In the material below, find every line with "Mährisch" and pull it out.

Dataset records

⟨

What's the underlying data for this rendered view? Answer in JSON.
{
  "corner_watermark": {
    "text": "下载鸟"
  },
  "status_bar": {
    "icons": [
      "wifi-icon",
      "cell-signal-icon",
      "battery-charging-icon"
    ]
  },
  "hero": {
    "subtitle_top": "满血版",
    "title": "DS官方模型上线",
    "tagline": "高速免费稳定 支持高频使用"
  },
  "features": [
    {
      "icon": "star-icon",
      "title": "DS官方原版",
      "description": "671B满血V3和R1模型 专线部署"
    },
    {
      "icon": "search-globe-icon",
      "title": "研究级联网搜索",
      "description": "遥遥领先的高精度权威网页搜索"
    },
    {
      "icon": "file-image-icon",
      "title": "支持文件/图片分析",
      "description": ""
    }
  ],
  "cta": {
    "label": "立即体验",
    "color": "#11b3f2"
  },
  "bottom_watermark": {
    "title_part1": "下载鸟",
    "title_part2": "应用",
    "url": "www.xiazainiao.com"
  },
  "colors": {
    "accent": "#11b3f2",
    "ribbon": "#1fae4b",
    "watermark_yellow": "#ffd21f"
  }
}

⟩
⟨

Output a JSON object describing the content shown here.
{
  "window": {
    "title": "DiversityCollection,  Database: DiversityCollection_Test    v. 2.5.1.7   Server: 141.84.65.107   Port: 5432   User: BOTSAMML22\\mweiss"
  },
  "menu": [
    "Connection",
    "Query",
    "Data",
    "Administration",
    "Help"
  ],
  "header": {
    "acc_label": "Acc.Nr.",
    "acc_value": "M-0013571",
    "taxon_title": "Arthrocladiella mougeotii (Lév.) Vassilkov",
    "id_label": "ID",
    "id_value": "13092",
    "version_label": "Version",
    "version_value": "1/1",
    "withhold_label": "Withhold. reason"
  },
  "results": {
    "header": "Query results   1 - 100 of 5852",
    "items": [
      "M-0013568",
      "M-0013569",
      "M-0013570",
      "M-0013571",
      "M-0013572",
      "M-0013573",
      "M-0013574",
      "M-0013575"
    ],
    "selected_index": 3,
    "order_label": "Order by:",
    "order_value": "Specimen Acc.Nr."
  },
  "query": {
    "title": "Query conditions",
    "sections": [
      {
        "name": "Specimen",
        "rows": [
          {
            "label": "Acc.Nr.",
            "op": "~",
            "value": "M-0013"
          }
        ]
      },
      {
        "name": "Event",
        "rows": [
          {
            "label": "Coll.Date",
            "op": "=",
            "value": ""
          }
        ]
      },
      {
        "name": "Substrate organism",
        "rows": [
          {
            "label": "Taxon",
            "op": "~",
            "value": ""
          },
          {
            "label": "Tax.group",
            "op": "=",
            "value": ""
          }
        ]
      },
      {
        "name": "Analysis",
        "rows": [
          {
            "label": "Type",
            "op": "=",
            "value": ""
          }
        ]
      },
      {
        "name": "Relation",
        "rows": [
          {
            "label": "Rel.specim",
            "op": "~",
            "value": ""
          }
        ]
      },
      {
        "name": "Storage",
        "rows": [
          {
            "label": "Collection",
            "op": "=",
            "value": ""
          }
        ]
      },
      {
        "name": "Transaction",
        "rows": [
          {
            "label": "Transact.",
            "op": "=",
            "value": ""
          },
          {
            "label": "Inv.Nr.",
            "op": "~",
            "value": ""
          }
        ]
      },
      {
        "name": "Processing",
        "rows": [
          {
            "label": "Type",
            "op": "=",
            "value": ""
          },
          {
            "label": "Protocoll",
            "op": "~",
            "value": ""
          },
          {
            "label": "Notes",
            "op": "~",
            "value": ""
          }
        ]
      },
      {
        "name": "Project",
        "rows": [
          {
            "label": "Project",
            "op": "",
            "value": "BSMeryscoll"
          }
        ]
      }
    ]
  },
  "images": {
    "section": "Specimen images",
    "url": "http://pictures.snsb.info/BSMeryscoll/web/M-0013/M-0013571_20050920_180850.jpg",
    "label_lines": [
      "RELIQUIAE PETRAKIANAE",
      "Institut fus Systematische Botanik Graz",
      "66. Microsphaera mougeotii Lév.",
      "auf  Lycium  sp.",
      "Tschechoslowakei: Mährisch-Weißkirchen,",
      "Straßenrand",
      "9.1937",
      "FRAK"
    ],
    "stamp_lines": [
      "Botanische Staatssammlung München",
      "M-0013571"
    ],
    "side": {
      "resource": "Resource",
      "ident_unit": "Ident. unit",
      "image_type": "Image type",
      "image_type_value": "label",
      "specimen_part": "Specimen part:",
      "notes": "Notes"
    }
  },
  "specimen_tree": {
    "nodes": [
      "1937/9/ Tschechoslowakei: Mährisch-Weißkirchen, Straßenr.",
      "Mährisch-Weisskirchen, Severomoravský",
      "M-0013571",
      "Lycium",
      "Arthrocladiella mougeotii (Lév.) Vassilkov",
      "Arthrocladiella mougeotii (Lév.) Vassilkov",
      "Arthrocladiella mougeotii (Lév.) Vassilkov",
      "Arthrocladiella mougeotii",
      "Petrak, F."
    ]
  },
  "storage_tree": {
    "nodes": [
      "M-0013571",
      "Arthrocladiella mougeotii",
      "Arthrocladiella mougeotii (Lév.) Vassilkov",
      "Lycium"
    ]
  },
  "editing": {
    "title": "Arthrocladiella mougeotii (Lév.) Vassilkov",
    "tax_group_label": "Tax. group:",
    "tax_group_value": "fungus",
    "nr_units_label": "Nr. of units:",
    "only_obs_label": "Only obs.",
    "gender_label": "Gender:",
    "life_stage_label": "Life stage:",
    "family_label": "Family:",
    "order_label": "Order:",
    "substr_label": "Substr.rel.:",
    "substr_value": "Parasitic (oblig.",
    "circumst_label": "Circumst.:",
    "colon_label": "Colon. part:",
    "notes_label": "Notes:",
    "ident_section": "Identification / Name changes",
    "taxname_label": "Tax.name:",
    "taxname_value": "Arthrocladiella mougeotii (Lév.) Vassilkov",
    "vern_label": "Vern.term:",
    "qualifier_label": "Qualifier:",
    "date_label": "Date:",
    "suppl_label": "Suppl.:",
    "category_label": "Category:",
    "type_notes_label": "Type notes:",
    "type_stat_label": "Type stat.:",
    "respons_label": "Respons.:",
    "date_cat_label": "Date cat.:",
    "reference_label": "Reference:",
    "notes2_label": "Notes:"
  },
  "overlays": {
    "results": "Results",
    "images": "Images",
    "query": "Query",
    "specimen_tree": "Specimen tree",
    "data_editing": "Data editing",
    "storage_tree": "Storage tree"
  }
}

⟩

## Response for this exercise
      "Tschechoslowakei: Mährisch-Weißkirchen,",
      "1937/9/ Tschechoslowakei: Mährisch-Weißkirchen, Straßenr.",
      "Mährisch-Weisskirchen, Severomoravský",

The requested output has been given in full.